How many lines of these entries include the string "Games"? State the number alone.

* Data shown *
↓↓↓
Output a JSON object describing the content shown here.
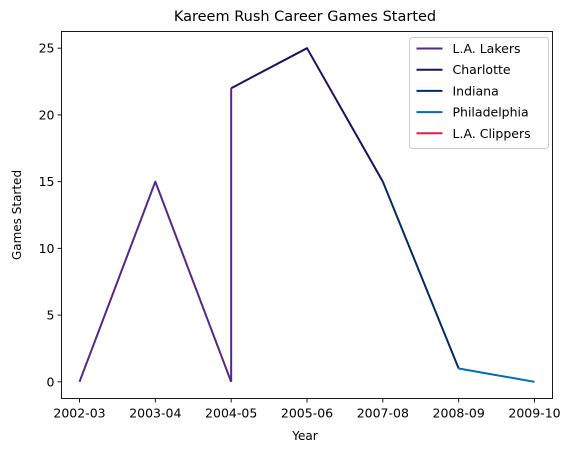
{
  "chart_data": {
    "type": "line",
    "title": "Kareem Rush Career Games Started",
    "xlabel": "Year",
    "ylabel": "Games Started",
    "categories": [
      "2002-03",
      "2003-04",
      "2004-05",
      "2005-06",
      "2007-08",
      "2008-09",
      "2009-10"
    ],
    "ylim": [
      -1.25,
      26.25
    ],
    "yticks": [
      0,
      5,
      10,
      15,
      20,
      25
    ],
    "grid": false,
    "legend_position": "top-right",
    "series": [
      {
        "name": "L.A. Lakers",
        "color": "#55278a",
        "points": [
          [
            "2002-03",
            0
          ],
          [
            "2003-04",
            15
          ],
          [
            "2004-05",
            0
          ]
        ]
      },
      {
        "name": "Charlotte",
        "color": "#1d1060",
        "points": [
          [
            "2004-05",
            22
          ],
          [
            "2005-06",
            25
          ],
          [
            "2007-08",
            15
          ]
        ]
      },
      {
        "name": "Indiana",
        "color": "#002d62",
        "points": [
          [
            "2007-08",
            15
          ],
          [
            "2008-09",
            1
          ]
        ]
      },
      {
        "name": "Philadelphia",
        "color": "#006bb6",
        "points": [
          [
            "2008-09",
            1
          ],
          [
            "2009-10",
            0
          ]
        ]
      },
      {
        "name": "L.A. Clippers",
        "color": "#e31d48",
        "points": []
      }
    ],
    "connector": {
      "color": "#55278a",
      "points": [
        [
          "2004-05",
          0
        ],
        [
          "2004-05",
          22
        ]
      ]
    }
  }
}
↑↑↑
* Response below *
2